[Materials provided]:
----
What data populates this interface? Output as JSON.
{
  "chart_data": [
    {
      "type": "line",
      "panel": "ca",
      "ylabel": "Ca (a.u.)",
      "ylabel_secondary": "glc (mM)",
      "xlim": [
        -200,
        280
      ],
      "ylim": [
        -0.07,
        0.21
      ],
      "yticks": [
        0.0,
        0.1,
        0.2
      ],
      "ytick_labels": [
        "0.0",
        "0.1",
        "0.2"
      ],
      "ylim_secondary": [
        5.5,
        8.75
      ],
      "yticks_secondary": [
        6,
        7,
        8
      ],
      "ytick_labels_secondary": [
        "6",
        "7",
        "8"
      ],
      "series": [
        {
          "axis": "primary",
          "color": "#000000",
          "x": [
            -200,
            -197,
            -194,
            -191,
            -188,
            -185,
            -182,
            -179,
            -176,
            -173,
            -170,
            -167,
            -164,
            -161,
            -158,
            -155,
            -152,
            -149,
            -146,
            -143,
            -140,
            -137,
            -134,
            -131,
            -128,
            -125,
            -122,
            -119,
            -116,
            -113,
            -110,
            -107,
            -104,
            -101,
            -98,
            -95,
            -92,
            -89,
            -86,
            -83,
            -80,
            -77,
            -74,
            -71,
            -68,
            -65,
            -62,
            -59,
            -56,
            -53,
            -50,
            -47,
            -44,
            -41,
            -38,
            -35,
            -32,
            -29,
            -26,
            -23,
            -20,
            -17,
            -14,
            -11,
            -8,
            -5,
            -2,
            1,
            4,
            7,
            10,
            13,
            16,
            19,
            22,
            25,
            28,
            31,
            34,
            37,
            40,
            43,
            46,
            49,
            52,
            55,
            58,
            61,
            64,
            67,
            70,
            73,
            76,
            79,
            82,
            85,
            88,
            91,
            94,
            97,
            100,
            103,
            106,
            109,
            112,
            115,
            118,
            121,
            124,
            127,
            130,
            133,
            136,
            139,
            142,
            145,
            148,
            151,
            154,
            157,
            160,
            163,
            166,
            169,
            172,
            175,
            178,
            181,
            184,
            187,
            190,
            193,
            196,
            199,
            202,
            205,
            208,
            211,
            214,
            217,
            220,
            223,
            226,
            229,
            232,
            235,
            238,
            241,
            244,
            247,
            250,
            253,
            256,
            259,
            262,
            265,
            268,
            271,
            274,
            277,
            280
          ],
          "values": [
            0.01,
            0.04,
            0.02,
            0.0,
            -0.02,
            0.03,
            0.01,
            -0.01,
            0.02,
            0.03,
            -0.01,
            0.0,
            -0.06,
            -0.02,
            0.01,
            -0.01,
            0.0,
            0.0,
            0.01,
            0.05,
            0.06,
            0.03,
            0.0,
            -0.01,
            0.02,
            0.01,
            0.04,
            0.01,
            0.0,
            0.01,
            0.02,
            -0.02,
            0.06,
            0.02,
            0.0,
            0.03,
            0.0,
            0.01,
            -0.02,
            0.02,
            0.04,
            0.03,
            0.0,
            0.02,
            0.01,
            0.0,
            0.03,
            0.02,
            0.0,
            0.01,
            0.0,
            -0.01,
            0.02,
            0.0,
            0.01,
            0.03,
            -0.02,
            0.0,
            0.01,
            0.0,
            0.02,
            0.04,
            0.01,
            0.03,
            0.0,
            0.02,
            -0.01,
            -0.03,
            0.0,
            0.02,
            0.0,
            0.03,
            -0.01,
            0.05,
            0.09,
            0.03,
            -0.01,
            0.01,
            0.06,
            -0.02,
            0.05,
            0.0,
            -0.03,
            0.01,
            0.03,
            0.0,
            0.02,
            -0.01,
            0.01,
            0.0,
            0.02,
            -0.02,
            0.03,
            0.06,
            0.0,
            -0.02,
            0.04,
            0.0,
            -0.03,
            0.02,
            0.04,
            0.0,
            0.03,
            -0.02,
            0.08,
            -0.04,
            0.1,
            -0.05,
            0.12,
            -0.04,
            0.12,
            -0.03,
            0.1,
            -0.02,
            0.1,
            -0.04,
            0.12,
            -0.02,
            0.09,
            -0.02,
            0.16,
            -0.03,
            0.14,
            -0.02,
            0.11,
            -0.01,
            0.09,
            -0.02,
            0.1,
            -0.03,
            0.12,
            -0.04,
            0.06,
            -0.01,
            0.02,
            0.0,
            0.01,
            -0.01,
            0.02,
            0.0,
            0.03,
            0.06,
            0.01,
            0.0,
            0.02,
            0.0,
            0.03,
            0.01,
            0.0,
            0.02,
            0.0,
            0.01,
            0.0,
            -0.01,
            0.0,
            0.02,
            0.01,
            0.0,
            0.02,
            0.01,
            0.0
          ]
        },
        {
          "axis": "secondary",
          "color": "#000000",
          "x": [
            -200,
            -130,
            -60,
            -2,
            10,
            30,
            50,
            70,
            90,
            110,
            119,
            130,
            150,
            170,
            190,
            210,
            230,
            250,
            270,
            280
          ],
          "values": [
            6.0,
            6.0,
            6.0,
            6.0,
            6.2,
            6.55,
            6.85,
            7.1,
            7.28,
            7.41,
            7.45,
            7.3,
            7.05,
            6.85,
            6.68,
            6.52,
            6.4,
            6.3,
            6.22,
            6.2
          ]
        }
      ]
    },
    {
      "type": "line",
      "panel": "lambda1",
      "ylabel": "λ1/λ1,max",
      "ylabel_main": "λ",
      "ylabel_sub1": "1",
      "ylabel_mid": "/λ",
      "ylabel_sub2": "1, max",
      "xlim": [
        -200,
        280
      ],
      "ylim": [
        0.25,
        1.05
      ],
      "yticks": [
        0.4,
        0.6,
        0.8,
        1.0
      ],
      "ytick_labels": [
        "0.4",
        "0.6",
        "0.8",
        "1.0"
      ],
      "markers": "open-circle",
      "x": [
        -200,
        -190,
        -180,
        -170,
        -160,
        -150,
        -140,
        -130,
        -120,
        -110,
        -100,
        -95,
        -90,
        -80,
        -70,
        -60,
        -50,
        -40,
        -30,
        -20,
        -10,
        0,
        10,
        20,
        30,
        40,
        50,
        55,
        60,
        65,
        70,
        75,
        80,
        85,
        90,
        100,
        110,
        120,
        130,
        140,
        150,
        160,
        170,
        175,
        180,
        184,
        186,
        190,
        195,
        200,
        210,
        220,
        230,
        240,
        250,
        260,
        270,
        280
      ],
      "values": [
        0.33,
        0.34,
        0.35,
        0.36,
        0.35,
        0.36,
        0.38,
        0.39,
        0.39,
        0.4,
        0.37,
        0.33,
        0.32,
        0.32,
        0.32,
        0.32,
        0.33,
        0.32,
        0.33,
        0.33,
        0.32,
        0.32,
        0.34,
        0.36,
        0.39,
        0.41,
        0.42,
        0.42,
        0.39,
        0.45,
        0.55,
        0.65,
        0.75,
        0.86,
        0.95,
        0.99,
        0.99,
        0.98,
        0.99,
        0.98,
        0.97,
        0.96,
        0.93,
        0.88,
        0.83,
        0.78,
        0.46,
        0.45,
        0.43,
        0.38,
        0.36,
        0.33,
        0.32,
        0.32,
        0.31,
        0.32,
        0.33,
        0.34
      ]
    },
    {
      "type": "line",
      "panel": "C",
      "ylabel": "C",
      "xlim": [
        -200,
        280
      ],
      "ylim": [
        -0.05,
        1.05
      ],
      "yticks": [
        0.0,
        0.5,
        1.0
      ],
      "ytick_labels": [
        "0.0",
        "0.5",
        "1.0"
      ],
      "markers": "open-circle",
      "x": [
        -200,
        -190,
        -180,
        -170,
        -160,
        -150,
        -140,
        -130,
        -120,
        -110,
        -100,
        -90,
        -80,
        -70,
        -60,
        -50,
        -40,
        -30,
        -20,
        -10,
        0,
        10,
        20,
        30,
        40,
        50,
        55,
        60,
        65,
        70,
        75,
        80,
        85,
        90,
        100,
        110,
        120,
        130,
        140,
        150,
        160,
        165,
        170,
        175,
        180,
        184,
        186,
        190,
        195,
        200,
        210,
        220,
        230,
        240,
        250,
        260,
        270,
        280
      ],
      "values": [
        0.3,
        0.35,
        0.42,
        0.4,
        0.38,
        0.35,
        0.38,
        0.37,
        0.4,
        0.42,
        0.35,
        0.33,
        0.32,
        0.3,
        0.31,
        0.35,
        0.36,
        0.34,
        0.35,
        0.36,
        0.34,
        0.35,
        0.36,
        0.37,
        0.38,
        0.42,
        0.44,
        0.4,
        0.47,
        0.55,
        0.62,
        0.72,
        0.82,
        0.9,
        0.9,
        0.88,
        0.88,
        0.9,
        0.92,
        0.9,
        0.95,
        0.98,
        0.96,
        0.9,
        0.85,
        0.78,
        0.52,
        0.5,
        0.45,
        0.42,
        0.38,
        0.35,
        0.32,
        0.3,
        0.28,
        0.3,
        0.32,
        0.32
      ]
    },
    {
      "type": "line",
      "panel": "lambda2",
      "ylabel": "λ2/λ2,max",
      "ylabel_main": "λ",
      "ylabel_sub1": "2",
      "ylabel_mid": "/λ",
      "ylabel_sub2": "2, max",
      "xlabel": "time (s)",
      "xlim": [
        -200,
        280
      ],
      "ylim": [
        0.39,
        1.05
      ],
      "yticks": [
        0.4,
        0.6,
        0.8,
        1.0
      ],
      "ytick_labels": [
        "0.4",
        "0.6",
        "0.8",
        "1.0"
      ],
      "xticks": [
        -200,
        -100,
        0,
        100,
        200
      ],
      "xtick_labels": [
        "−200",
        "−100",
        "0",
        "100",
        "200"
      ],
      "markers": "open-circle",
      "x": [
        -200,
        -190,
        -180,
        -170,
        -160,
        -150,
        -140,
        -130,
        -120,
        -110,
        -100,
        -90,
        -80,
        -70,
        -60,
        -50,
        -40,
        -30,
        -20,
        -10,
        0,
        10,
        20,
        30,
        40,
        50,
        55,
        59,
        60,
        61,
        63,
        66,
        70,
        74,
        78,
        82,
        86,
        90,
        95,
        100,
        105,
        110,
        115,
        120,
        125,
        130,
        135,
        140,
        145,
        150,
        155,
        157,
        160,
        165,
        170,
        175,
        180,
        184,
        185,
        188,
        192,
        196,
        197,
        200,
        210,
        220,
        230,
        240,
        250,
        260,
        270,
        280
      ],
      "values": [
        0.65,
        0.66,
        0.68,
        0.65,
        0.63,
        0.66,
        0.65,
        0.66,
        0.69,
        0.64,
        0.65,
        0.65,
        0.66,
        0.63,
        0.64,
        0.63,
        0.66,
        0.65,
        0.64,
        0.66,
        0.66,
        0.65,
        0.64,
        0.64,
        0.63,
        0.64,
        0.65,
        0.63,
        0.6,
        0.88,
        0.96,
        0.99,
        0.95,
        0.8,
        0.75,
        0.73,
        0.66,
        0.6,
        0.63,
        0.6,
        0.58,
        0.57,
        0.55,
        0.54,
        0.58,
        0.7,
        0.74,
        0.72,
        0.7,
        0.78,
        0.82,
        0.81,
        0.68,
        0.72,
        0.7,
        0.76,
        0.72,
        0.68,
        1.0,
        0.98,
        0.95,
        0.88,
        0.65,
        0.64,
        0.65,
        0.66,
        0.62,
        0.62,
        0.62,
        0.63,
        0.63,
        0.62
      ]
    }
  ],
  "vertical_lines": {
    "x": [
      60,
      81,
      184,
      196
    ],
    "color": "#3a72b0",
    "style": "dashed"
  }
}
----
Search the entries for the word "panel" and gather every line where it appears.

[Exercise solution]:
      "panel": "ca",
      "panel": "lambda1",
      "panel": "C",
      "panel": "lambda2",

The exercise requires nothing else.